→ TASK DIRECTIONS:
Copy out the material below in full, but not its images.

→ RECORDS TO PROCESS:
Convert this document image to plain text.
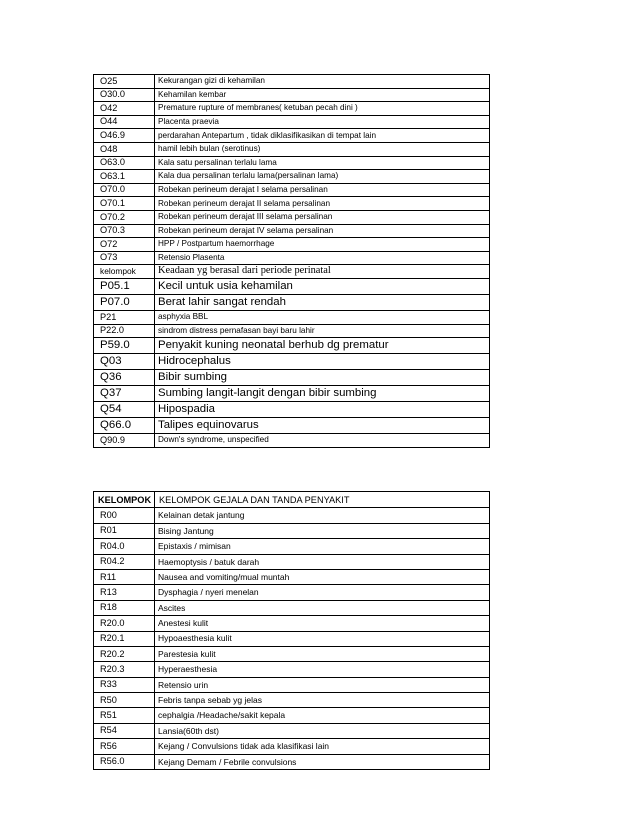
O25	Kekurangan gizi di kehamilan
O30.0	Kehamilan kembar
O42	Premature rupture of membranes( ketuban pecah dini )
O44	Placenta praevia
O46.9	perdarahan Antepartum , tidak diklasifikasikan di tempat lain
O48	hamil lebih bulan (serotinus)
O63.0	Kala satu persalinan terlalu lama
O63.1	Kala dua persalinan terlalu lama(persalinan lama)
O70.0	Robekan perineum derajat I selama persalinan
O70.1	Robekan perineum derajat II selama persalinan
O70.2	Robekan perineum derajat III selama persalinan
O70.3	Robekan perineum derajat IV selama persalinan
O72	HPP / Postpartum haemorrhage
O73	Retensio Plasenta
kelompok	Keadaan yg berasal dari periode perinatal
P05.1	Kecil untuk usia kehamilan
P07.0	Berat lahir sangat rendah
P21	asphyxia BBL
P22.0	sindrom distress pernafasan bayi baru lahir
P59.0	Penyakit kuning neonatal berhub dg prematur
Q03	Hidrocephalus
Q36	Bibir sumbing
Q37	Sumbing langit-langit dengan bibir sumbing
Q54	Hipospadia
Q66.0	Talipes equinovarus
Q90.9	Down's syndrome, unspecified
KELOMPOK	KELOMPOK GEJALA DAN TANDA PENYAKIT
R00	Kelainan detak jantung
R01	Bising Jantung
R04.0	Epistaxis / mimisan
R04.2	Haemoptysis / batuk darah
R11	Nausea and vomiting/mual muntah
R13	Dysphagia / nyeri menelan
R18	Ascites
R20.0	Anestesi kulit
R20.1	Hypoaesthesia kulit
R20.2	Parestesia kulit
R20.3	Hyperaesthesia
R33	Retensio urin
R50	Febris tanpa sebab yg jelas
R51	cephalgia /Headache/sakit kepala
R54	Lansia(60th dst)
R56	Kejang / Convulsions tidak ada klasifikasi lain
R56.0	Kejang Demam / Febrile convulsions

→ RIGHT ANSWER:
Convert this document image to plain text.
O25	Kekurangan gizi di kehamilan
O30.0	Kehamilan kembar
O42	Premature rupture of membranes( ketuban pecah dini )
O44	Placenta praevia
O46.9	perdarahan Antepartum , tidak diklasifikasikan di tempat lain
O48	hamil lebih bulan (serotinus)
O63.0	Kala satu persalinan terlalu lama
O63.1	Kala dua persalinan terlalu lama(persalinan lama)
O70.0	Robekan perineum derajat I selama persalinan
O70.1	Robekan perineum derajat II selama persalinan
O70.2	Robekan perineum derajat III selama persalinan
O70.3	Robekan perineum derajat IV selama persalinan
O72	HPP / Postpartum haemorrhage
O73	Retensio Plasenta
kelompok	Keadaan yg berasal dari periode perinatal
P05.1	Kecil untuk usia kehamilan
P07.0	Berat lahir sangat rendah
P21	asphyxia BBL
P22.0	sindrom distress pernafasan bayi baru lahir
P59.0	Penyakit kuning neonatal berhub dg prematur
Q03	Hidrocephalus
Q36	Bibir sumbing
Q37	Sumbing langit-langit dengan bibir sumbing
Q54	Hipospadia
Q66.0	Talipes equinovarus
Q90.9	Down's syndrome, unspecified
KELOMPOK	KELOMPOK GEJALA DAN TANDA PENYAKIT
R00	Kelainan detak jantung
R01	Bising Jantung
R04.0	Epistaxis / mimisan
R04.2	Haemoptysis / batuk darah
R11	Nausea and vomiting/mual muntah
R13	Dysphagia / nyeri menelan
R18	Ascites
R20.0	Anestesi kulit
R20.1	Hypoaesthesia kulit
R20.2	Parestesia kulit
R20.3	Hyperaesthesia
R33	Retensio urin
R50	Febris tanpa sebab yg jelas
R51	cephalgia /Headache/sakit kepala
R54	Lansia(60th dst)
R56	Kejang / Convulsions tidak ada klasifikasi lain
R56.0	Kejang Demam / Febrile convulsions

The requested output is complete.